START Input for this task

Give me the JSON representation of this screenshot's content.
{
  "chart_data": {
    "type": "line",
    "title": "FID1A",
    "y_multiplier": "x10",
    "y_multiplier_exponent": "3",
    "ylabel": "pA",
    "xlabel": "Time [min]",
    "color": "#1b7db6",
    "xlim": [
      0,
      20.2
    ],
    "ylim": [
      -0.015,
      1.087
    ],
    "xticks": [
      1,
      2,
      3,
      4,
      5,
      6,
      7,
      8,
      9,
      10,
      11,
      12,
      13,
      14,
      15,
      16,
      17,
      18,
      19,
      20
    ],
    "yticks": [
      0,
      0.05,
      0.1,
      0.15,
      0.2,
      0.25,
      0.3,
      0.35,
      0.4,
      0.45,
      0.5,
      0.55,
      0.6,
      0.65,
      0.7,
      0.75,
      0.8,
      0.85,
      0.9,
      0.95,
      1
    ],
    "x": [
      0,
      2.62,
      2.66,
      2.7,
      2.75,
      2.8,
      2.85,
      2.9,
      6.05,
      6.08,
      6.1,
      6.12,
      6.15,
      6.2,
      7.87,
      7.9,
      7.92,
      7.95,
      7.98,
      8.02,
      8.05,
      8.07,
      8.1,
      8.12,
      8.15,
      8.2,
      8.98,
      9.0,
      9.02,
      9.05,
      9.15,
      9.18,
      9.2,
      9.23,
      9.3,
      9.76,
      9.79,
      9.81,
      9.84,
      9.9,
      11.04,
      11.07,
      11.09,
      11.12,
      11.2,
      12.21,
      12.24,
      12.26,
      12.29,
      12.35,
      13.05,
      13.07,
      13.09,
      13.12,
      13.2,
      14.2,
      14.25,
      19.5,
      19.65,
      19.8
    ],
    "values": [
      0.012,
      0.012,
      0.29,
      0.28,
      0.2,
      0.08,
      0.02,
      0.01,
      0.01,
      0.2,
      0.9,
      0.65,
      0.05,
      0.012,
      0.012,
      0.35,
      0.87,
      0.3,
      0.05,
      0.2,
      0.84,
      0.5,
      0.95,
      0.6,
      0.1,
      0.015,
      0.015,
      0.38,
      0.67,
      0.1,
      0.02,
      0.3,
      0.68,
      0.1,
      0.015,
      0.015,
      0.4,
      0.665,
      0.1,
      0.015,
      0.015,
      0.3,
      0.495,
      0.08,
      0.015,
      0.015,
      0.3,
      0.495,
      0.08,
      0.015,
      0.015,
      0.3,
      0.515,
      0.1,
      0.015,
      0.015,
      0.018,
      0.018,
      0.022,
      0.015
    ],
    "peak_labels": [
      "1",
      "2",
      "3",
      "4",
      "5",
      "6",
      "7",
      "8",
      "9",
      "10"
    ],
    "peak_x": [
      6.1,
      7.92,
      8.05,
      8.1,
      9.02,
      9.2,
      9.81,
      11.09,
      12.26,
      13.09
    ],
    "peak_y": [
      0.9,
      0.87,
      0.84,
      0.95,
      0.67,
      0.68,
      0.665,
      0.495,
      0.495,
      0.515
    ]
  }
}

END Input for this task

◆ What you will do
Reproduce the complete set of lines precisely as supplied.

◆ Task solution
Give me the JSON representation of this screenshot's content.
{
  "chart_data": {
    "type": "line",
    "title": "FID1A",
    "y_multiplier": "x10",
    "y_multiplier_exponent": "3",
    "ylabel": "pA",
    "xlabel": "Time [min]",
    "color": "#1b7db6",
    "xlim": [
      0,
      20.2
    ],
    "ylim": [
      -0.015,
      1.087
    ],
    "xticks": [
      1,
      2,
      3,
      4,
      5,
      6,
      7,
      8,
      9,
      10,
      11,
      12,
      13,
      14,
      15,
      16,
      17,
      18,
      19,
      20
    ],
    "yticks": [
      0,
      0.05,
      0.1,
      0.15,
      0.2,
      0.25,
      0.3,
      0.35,
      0.4,
      0.45,
      0.5,
      0.55,
      0.6,
      0.65,
      0.7,
      0.75,
      0.8,
      0.85,
      0.9,
      0.95,
      1
    ],
    "x": [
      0,
      2.62,
      2.66,
      2.7,
      2.75,
      2.8,
      2.85,
      2.9,
      6.05,
      6.08,
      6.1,
      6.12,
      6.15,
      6.2,
      7.87,
      7.9,
      7.92,
      7.95,
      7.98,
      8.02,
      8.05,
      8.07,
      8.1,
      8.12,
      8.15,
      8.2,
      8.98,
      9.0,
      9.02,
      9.05,
      9.15,
      9.18,
      9.2,
      9.23,
      9.3,
      9.76,
      9.79,
      9.81,
      9.84,
      9.9,
      11.04,
      11.07,
      11.09,
      11.12,
      11.2,
      12.21,
      12.24,
      12.26,
      12.29,
      12.35,
      13.05,
      13.07,
      13.09,
      13.12,
      13.2,
      14.2,
      14.25,
      19.5,
      19.65,
      19.8
    ],
    "values": [
      0.012,
      0.012,
      0.29,
      0.28,
      0.2,
      0.08,
      0.02,
      0.01,
      0.01,
      0.2,
      0.9,
      0.65,
      0.05,
      0.012,
      0.012,
      0.35,
      0.87,
      0.3,
      0.05,
      0.2,
      0.84,
      0.5,
      0.95,
      0.6,
      0.1,
      0.015,
      0.015,
      0.38,
      0.67,
      0.1,
      0.02,
      0.3,
      0.68,
      0.1,
      0.015,
      0.015,
      0.4,
      0.665,
      0.1,
      0.015,
      0.015,
      0.3,
      0.495,
      0.08,
      0.015,
      0.015,
      0.3,
      0.495,
      0.08,
      0.015,
      0.015,
      0.3,
      0.515,
      0.1,
      0.015,
      0.015,
      0.018,
      0.018,
      0.022,
      0.015
    ],
    "peak_labels": [
      "1",
      "2",
      "3",
      "4",
      "5",
      "6",
      "7",
      "8",
      "9",
      "10"
    ],
    "peak_x": [
      6.1,
      7.92,
      8.05,
      8.1,
      9.02,
      9.2,
      9.81,
      11.09,
      12.26,
      13.09
    ],
    "peak_y": [
      0.9,
      0.87,
      0.84,
      0.95,
      0.67,
      0.68,
      0.665,
      0.495,
      0.495,
      0.515
    ]
  }
}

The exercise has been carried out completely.